→ Exercise brief
Which lines include the word "Keyboard"? Copy each of them.
--
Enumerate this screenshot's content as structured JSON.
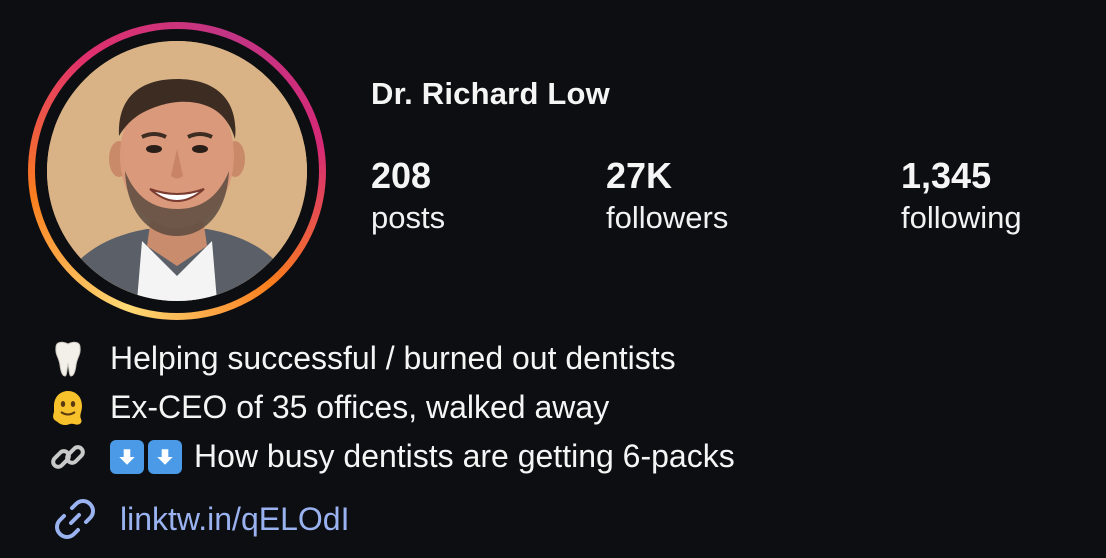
{
  "profile": {
    "name": "Dr. Richard Low",
    "avatar": "profile-photo"
  },
  "stats": [
    {
      "value": "208",
      "label": "posts"
    },
    {
      "value": "27K",
      "label": "followers"
    },
    {
      "value": "1,345",
      "label": "following"
    }
  ],
  "bio": {
    "lines": [
      {
        "icon": "tooth-icon",
        "text": "Helping successful / burned out dentists"
      },
      {
        "icon": "melting-face-icon",
        "text": "Ex-CEO of 35 offices, walked away"
      },
      {
        "icon": "link-chain-icon",
        "text": "How busy dentists are getting 6-packs"
      }
    ]
  },
  "link": {
    "icon": "link-icon",
    "text": "linktw.in/qELOdI"
  },
  "colors": {
    "background": "#0d0e12",
    "link": "#9ab3f0",
    "ring_gradient": [
      "#feda75",
      "#fa7e1e",
      "#e1306c",
      "#c13584"
    ]
  }
}
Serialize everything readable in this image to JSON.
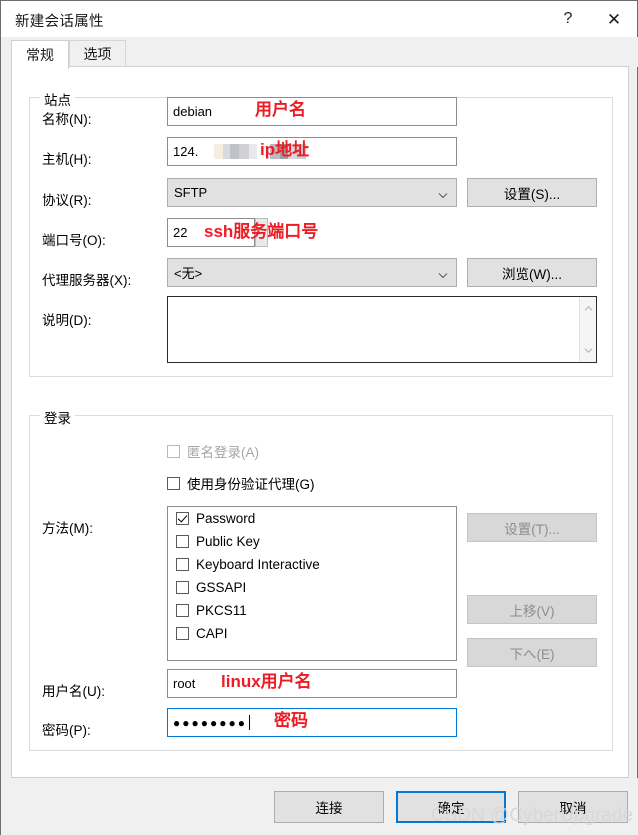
{
  "window": {
    "title": "新建会话属性",
    "help_icon": "question-mark-icon",
    "close_icon": "close-icon"
  },
  "tabs": [
    {
      "label": "常规",
      "active": true
    },
    {
      "label": "选项",
      "active": false
    }
  ],
  "site_group": {
    "title": "站点",
    "name_label": "名称(N):",
    "name_value": "debian",
    "host_label": "主机(H):",
    "host_value": "124.",
    "protocol_label": "协议(R):",
    "protocol_value": "SFTP",
    "protocol_settings_button": "设置(S)...",
    "port_label": "端口号(O):",
    "port_value": "22",
    "proxy_label": "代理服务器(X):",
    "proxy_value": "<无>",
    "proxy_browse_button": "浏览(W)...",
    "description_label": "说明(D):",
    "description_value": ""
  },
  "login_group": {
    "title": "登录",
    "anonymous_label": "匿名登录(A)",
    "anonymous_checked": false,
    "anonymous_disabled": true,
    "agent_label": "使用身份验证代理(G)",
    "agent_checked": false,
    "method_label": "方法(M):",
    "methods": [
      {
        "label": "Password",
        "checked": true
      },
      {
        "label": "Public Key",
        "checked": false
      },
      {
        "label": "Keyboard Interactive",
        "checked": false
      },
      {
        "label": "GSSAPI",
        "checked": false
      },
      {
        "label": "PKCS11",
        "checked": false
      },
      {
        "label": "CAPI",
        "checked": false
      }
    ],
    "method_settings_button": "设置(T)...",
    "move_up_button": "上移(V)",
    "move_down_button": "下へ(E)",
    "username_label": "用户名(U):",
    "username_value": "root",
    "password_label": "密码(P):",
    "password_value": "●●●●●●●●"
  },
  "footer": {
    "connect_button": "连接",
    "ok_button": "确定",
    "cancel_button": "取消"
  },
  "annotations": {
    "name": "用户名",
    "host": "ip地址",
    "port": "ssh服务端口号",
    "username": "linux用户名",
    "password": "密码"
  },
  "watermark": "CSDN @CyberUpgrade",
  "colors": {
    "accent": "#0078d7",
    "annotation": "#ee1b24",
    "dialog_bg": "#f0f0f0"
  }
}
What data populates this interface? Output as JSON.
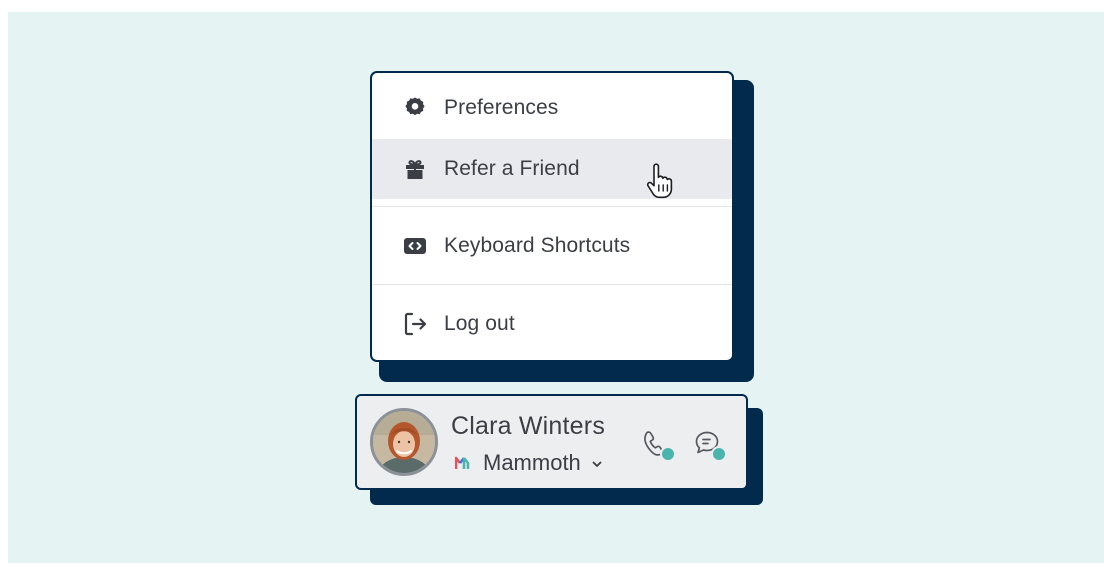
{
  "menu": {
    "items": [
      {
        "label": "Preferences",
        "icon": "gear-icon"
      },
      {
        "label": "Refer a Friend",
        "icon": "gift-icon",
        "hovered": true
      },
      {
        "label": "Keyboard Shortcuts",
        "icon": "code-icon"
      },
      {
        "label": "Log out",
        "icon": "logout-icon"
      }
    ]
  },
  "user": {
    "name": "Clara Winters",
    "workspace": "Mammoth"
  },
  "colors": {
    "background": "#e5f3f3",
    "border": "#022a4c",
    "hover": "#e8eaed",
    "status_dot": "#4ab5ad",
    "text": "#3b3f45"
  }
}
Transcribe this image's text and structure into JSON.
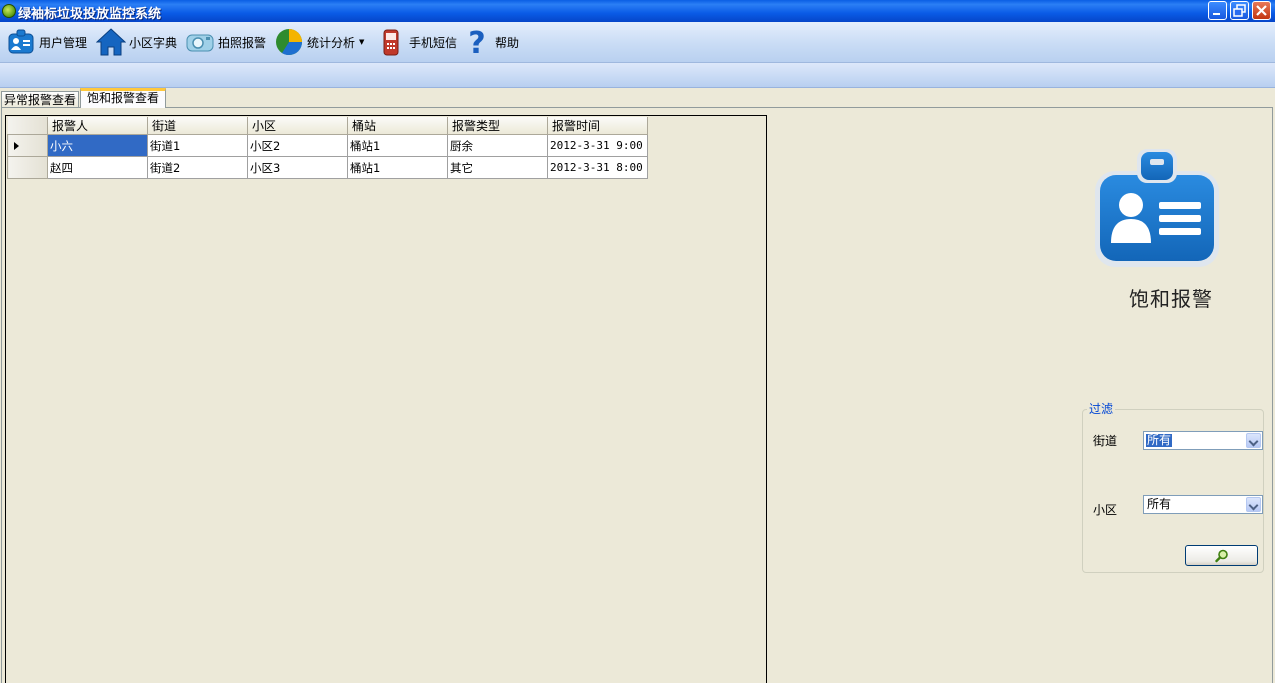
{
  "window": {
    "title": "绿袖标垃圾投放监控系统"
  },
  "toolbar": {
    "items": [
      {
        "label": "用户管理",
        "icon": "id-card-icon"
      },
      {
        "label": "小区字典",
        "icon": "house-icon"
      },
      {
        "label": "拍照报警",
        "icon": "camera-icon"
      },
      {
        "label": "统计分析",
        "icon": "pie-chart-icon",
        "dropdown": true
      },
      {
        "label": "手机短信",
        "icon": "mobile-phone-icon"
      },
      {
        "label": "帮助",
        "icon": "help-icon"
      }
    ]
  },
  "tabs": [
    {
      "label": "异常报警查看",
      "active": false
    },
    {
      "label": "饱和报警查看",
      "active": true
    }
  ],
  "grid": {
    "columns": [
      "报警人",
      "街道",
      "小区",
      "桶站",
      "报警类型",
      "报警时间"
    ],
    "rows": [
      [
        "小六",
        "街道1",
        "小区2",
        "桶站1",
        "厨余",
        "2012-3-31 9:00"
      ],
      [
        "赵四",
        "街道2",
        "小区3",
        "桶站1",
        "其它",
        "2012-3-31 8:00"
      ]
    ],
    "selected_row": 0
  },
  "panel": {
    "title": "饱和报警",
    "icon": "id-card-icon"
  },
  "filter": {
    "legend": "过滤",
    "street_label": "街道",
    "street_value": "所有",
    "community_label": "小区",
    "community_value": "所有",
    "search_icon": "magnifier-icon"
  },
  "colors": {
    "titlebar": "#0a5ee4",
    "selection": "#316ac5",
    "window_bg": "#ece9d8",
    "accent_blue": "#1b7ad0"
  }
}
--
→ Answer to the exercise
        "label": "Keyboard Interactive",
        "label": "Keyboard Shortcuts",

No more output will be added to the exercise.